--- START OF RECORDS FOR THIS EXERCISE ---

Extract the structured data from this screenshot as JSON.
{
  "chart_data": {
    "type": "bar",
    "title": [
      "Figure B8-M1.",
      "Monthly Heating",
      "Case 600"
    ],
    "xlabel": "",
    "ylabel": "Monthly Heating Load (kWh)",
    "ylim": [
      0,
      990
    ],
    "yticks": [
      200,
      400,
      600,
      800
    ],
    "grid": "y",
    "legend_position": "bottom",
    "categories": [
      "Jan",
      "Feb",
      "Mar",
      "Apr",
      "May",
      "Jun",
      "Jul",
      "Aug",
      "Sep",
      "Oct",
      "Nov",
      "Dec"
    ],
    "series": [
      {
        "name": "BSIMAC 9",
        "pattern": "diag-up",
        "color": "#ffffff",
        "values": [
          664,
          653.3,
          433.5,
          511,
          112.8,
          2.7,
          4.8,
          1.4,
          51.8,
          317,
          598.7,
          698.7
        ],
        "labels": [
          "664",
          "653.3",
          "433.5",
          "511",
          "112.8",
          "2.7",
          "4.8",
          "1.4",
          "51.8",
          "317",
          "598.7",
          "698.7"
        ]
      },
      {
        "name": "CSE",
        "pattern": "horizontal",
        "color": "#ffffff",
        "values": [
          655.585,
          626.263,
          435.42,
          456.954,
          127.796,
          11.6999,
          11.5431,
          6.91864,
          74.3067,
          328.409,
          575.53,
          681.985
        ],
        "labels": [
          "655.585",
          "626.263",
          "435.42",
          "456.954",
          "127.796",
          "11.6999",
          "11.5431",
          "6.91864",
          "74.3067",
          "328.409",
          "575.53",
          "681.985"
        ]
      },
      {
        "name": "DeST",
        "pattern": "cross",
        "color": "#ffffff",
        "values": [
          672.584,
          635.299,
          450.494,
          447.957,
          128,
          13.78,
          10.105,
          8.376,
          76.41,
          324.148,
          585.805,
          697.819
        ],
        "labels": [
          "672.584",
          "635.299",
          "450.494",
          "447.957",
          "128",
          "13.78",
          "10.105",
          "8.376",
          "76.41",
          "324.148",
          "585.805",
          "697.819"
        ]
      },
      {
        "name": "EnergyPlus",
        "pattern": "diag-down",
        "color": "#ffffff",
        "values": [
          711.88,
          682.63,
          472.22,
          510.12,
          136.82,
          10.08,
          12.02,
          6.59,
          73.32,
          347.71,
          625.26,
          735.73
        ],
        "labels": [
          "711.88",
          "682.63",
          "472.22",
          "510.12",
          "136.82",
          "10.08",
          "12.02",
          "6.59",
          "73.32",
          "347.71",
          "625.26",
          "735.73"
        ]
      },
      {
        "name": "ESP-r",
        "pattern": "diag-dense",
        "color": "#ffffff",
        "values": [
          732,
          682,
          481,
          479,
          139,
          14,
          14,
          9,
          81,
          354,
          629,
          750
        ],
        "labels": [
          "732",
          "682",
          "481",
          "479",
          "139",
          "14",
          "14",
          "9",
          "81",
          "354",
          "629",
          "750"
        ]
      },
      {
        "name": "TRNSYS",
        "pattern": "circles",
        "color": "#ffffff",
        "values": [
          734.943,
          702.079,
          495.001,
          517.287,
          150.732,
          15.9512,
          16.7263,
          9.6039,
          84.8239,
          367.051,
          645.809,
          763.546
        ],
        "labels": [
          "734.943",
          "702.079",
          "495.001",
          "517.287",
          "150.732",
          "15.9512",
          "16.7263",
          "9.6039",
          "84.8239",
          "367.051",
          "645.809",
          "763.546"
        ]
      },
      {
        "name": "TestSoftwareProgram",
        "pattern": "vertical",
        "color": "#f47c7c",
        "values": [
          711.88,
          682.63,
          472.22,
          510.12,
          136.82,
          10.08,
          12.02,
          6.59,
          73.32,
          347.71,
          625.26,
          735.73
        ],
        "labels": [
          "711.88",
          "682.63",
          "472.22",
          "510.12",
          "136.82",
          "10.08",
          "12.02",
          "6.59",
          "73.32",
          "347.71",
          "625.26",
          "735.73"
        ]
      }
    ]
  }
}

--- END OF RECORDS FOR THIS EXERCISE ---

WHAT IS BEING ASKED >> Every record should be given again exactly.

EXERCISE ANSWER >>
Extract the structured data from this screenshot as JSON.
{
  "chart_data": {
    "type": "bar",
    "title": [
      "Figure B8-M1.",
      "Monthly Heating",
      "Case 600"
    ],
    "xlabel": "",
    "ylabel": "Monthly Heating Load (kWh)",
    "ylim": [
      0,
      990
    ],
    "yticks": [
      200,
      400,
      600,
      800
    ],
    "grid": "y",
    "legend_position": "bottom",
    "categories": [
      "Jan",
      "Feb",
      "Mar",
      "Apr",
      "May",
      "Jun",
      "Jul",
      "Aug",
      "Sep",
      "Oct",
      "Nov",
      "Dec"
    ],
    "series": [
      {
        "name": "BSIMAC 9",
        "pattern": "diag-up",
        "color": "#ffffff",
        "values": [
          664,
          653.3,
          433.5,
          511,
          112.8,
          2.7,
          4.8,
          1.4,
          51.8,
          317,
          598.7,
          698.7
        ],
        "labels": [
          "664",
          "653.3",
          "433.5",
          "511",
          "112.8",
          "2.7",
          "4.8",
          "1.4",
          "51.8",
          "317",
          "598.7",
          "698.7"
        ]
      },
      {
        "name": "CSE",
        "pattern": "horizontal",
        "color": "#ffffff",
        "values": [
          655.585,
          626.263,
          435.42,
          456.954,
          127.796,
          11.6999,
          11.5431,
          6.91864,
          74.3067,
          328.409,
          575.53,
          681.985
        ],
        "labels": [
          "655.585",
          "626.263",
          "435.42",
          "456.954",
          "127.796",
          "11.6999",
          "11.5431",
          "6.91864",
          "74.3067",
          "328.409",
          "575.53",
          "681.985"
        ]
      },
      {
        "name": "DeST",
        "pattern": "cross",
        "color": "#ffffff",
        "values": [
          672.584,
          635.299,
          450.494,
          447.957,
          128,
          13.78,
          10.105,
          8.376,
          76.41,
          324.148,
          585.805,
          697.819
        ],
        "labels": [
          "672.584",
          "635.299",
          "450.494",
          "447.957",
          "128",
          "13.78",
          "10.105",
          "8.376",
          "76.41",
          "324.148",
          "585.805",
          "697.819"
        ]
      },
      {
        "name": "EnergyPlus",
        "pattern": "diag-down",
        "color": "#ffffff",
        "values": [
          711.88,
          682.63,
          472.22,
          510.12,
          136.82,
          10.08,
          12.02,
          6.59,
          73.32,
          347.71,
          625.26,
          735.73
        ],
        "labels": [
          "711.88",
          "682.63",
          "472.22",
          "510.12",
          "136.82",
          "10.08",
          "12.02",
          "6.59",
          "73.32",
          "347.71",
          "625.26",
          "735.73"
        ]
      },
      {
        "name": "ESP-r",
        "pattern": "diag-dense",
        "color": "#ffffff",
        "values": [
          732,
          682,
          481,
          479,
          139,
          14,
          14,
          9,
          81,
          354,
          629,
          750
        ],
        "labels": [
          "732",
          "682",
          "481",
          "479",
          "139",
          "14",
          "14",
          "9",
          "81",
          "354",
          "629",
          "750"
        ]
      },
      {
        "name": "TRNSYS",
        "pattern": "circles",
        "color": "#ffffff",
        "values": [
          734.943,
          702.079,
          495.001,
          517.287,
          150.732,
          15.9512,
          16.7263,
          9.6039,
          84.8239,
          367.051,
          645.809,
          763.546
        ],
        "labels": [
          "734.943",
          "702.079",
          "495.001",
          "517.287",
          "150.732",
          "15.9512",
          "16.7263",
          "9.6039",
          "84.8239",
          "367.051",
          "645.809",
          "763.546"
        ]
      },
      {
        "name": "TestSoftwareProgram",
        "pattern": "vertical",
        "color": "#f47c7c",
        "values": [
          711.88,
          682.63,
          472.22,
          510.12,
          136.82,
          10.08,
          12.02,
          6.59,
          73.32,
          347.71,
          625.26,
          735.73
        ],
        "labels": [
          "711.88",
          "682.63",
          "472.22",
          "510.12",
          "136.82",
          "10.08",
          "12.02",
          "6.59",
          "73.32",
          "347.71",
          "625.26",
          "735.73"
        ]
      }
    ]
  }
}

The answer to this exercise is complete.